--- start THE RECORDS ---

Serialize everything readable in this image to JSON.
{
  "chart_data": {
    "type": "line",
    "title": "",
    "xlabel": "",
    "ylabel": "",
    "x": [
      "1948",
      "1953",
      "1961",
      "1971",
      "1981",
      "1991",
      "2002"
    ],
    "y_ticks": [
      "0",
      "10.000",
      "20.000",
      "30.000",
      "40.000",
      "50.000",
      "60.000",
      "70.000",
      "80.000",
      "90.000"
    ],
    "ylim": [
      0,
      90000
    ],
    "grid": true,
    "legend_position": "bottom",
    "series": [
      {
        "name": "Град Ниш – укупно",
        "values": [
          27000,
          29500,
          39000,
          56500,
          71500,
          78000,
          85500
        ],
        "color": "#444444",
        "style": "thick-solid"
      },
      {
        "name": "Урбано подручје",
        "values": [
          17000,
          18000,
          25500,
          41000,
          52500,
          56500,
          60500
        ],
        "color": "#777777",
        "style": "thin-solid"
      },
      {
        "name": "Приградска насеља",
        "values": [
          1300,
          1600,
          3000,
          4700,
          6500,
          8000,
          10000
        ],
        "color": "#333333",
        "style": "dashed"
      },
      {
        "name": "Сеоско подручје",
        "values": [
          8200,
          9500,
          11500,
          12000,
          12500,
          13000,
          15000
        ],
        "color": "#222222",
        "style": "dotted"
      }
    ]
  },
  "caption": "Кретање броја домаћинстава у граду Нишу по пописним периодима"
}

--- end THE RECORDS ---

## GOAL:
Count how many lines of the material hold the string "name". Give the number and nothing more.

## REPLY TO THE TASK:
4